Data entries:
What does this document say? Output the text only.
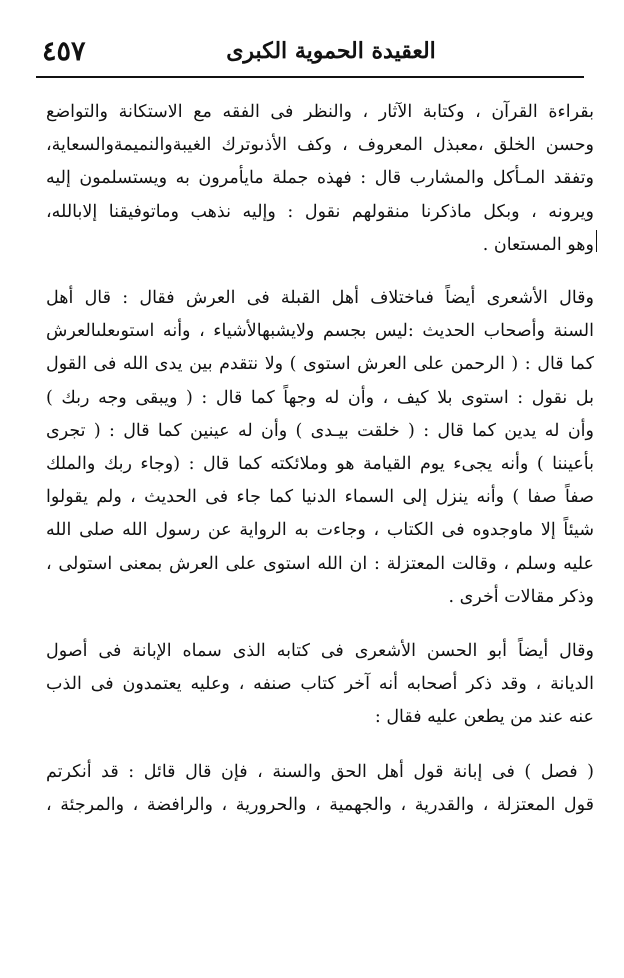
٤٥٧	العقيدة الحموية الكبرى

بقراءة القرآن ، وكتابة الآثار ، والنظر فى الفقه مع الاستكانة والتواضع
وحسن الخلق ،معبذل المعروف ، وكف الأذىوترك الغيبةوالنميمةوالسعاية،
وتفقد المـأكل والمشارب قال : فهذه جملة مايأمرون به ويستسلمون إليه
ويرونه ، وبكل ماذكرنا منقولهم نقول : وإليه نذهب وماتوفيقنا إلابالله،
وهو المستعان .

وقال الأشعرى أيضاً فىاختلاف أهل القبلة فى العرش فقال : قال أهل
السنة وأصحاب الحديث :ليس بجسم ولايشبهالأشياء ، وأنه استوىعلىالعرش
كما قال : ( الرحمن على العرش استوى ) ولا نتقدم بين يدى الله فى القول
بل نقول : استوى بلا كيف ، وأن له وجهاً كما قال : ( ويبقى وجه ربك )
وأن له يدين كما قال : ( خلقت بيـدى ) وأن له عينين كما قال : ( تجرى
بأعيننا ) وأنه يجىء يوم القيامة هو وملائكته كما قال : (وجاء ربك والملك
صفاً صفا ) وأنه ينزل إلى السماء الدنيا كما جاء فى الحديث ، ولم يقولوا
شيئاً إلا ماوجدوه فى الكتاب ، وجاءت به الرواية عن رسول الله صلى الله
عليه وسلم ، وقالت المعتزلة : ان الله استوى على العرش بمعنى استولى ،
وذكر مقالات أخرى .

وقال أيضاً أبو الحسن الأشعرى فى كتابه الذى سماه الإبانة فى أصول
الديانة ، وقد ذكر أصحابه أنه آخر كتاب صنفه ، وعليه يعتمدون فى الذب
عنه عند من يطعن عليه فقال :

( فصل ) فى إبانة قول أهل الحق والسنة ، فإن قال قائل : قد أنكرتم
قول المعتزلة ، والقدرية ، والجهمية ، والحرورية ، والرافضة ، والمرجئة ،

**YOUR GOAL:**
Locate the word "الحديث" in the data above. Copy every line carrying it.

**RESULT OF THE TASK:**
السنة وأصحاب الحديث :ليس بجسم ولايشبهالأشياء ، وأنه استوىعلىالعرش
صفاً صفا ) وأنه ينزل إلى السماء الدنيا كما جاء فى الحديث ، ولم يقولوا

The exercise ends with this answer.